#### Trecho:
╔══

Evangelho de Nosso Senhor Jesus Cristo segundo São João
(Jo 3,13-17)
Naquele tempo, disse Jesus a Nicodemos: “Ninguém subiu ao céu, a não ser aquele que desceu do céu, o Filho do Homem. Do mesmo modo como Moisés levantou a serpente no deserto, assim é necessário que o Filho do Homem seja levantado, para que todos os que nele crerem tenham a vida eterna.
Pois Deus amou tanto o mundo, que deu o seu Filho unigênito, para que não morra todo o que nele crer, mas tenha a vida eterna. De fato, Deus não enviou o seu Filho ao mundo para condenar o mundo, mas para que o mundo seja salvo por ele”.
I. Reflexão
Celebramos a Festa da Exaltação da Santa Cruz. Seria de se perguntar: por que uma festa especial para a Santa Cruz quando já tivemos a grande festa da exaltação da Cruz que é a Sexta-feira Santa? Por que tal redundância? O fato é o seguinte: a Igreja quis ao longo dos séculos celebrar a Cruz de Cristo não somente no mistério da Paixão, mas também em nossas vidas. Ora, uma das formas de o povo cristão venerar e amar o mistério do amor de Nosso Senhor Jesus Cristo foi sempre a veneração à Cruz como um sinal de caridade. Desde o início, os cristãos aprenderam a traçar o sinal da Cruz sobre os próprios corpos. O sinal da Cruz (traçada da cabeça para o peito e de um ombro para o outro, tal como os católicos fazemos), vem do tempo dos Apóstolos. É uma realidade universal. Tanto no Ocidente como no Oriente, todos fazemos o sinal da Cruz. São Basílio Magno, no séc. III, já o atestava, dizendo que se trata de um costume recebido dos Apóstolos, embora não esteja escrito na Bíblia.

╚══

#### Itens armazenados:
╔══

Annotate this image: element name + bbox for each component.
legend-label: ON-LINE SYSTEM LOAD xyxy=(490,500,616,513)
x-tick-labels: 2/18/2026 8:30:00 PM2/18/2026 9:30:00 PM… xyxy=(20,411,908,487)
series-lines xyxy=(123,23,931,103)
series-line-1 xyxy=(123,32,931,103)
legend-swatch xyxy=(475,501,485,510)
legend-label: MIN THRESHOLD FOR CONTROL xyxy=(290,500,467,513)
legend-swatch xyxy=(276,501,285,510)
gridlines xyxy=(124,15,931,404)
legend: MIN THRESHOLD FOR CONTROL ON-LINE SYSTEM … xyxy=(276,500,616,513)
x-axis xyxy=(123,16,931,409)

╚══

#### Enunciado:
Retome a reflexão sobre a Festa da Exaltação da Santa Cruz e dê continuidade a ela a partir da última frase apresentada.

#### Resultado final:
Na época de Constantino, por volta de 313, quando se passou a dar mais liberdade aos cristãos, a mãe dele, Santa Helena, foi à Terra Santa conhecer os lugares em que Jesus viveu, e lá foram encontradas as relíquias da Cruz. (Aliás, foi graças à veneração delas que, ao longo dos séculos, foi surgindo essa festa litúrgica.) Constantino mesmo tivera uma visão no céu. Apareceu-lhe uma cruz, e então uma voz lhe disse: “Com esse sinal vencerás”. A Cruz, sinal que fez Constantino superar seus adversários, era uma experiência que os cristãos sempre tivemos — a Cruz de Cristo é vitoriosa. O que isso quer dizer na prática? O que significa, afinal, celebrar a Cruz de Cristo como sinal de amor e vitória em nossas vidas?
Em primeiro lugar, a Cruz, tomada como símbolo do amor verdadeiro, não foi invenção nossa. Foi o próprio Jesus quem começou a falar dela nesse sentido. O Senhor não tinha ainda morrido na Cruz nem subido o Calvário, mas já dissera aos seus Apóstolos, que talvez não o tenham entendido direito: Quem me quiser seguir, renuncie a si mesmo, tome a sua cruz dia após dia e siga-me. Essa frase, que deve ter soado enigmática para os Doze, tornou-se depois o “cartão de identidade” do cristão. O cristão é aquele que, para seguir Jesus, renuncia a si mesmo.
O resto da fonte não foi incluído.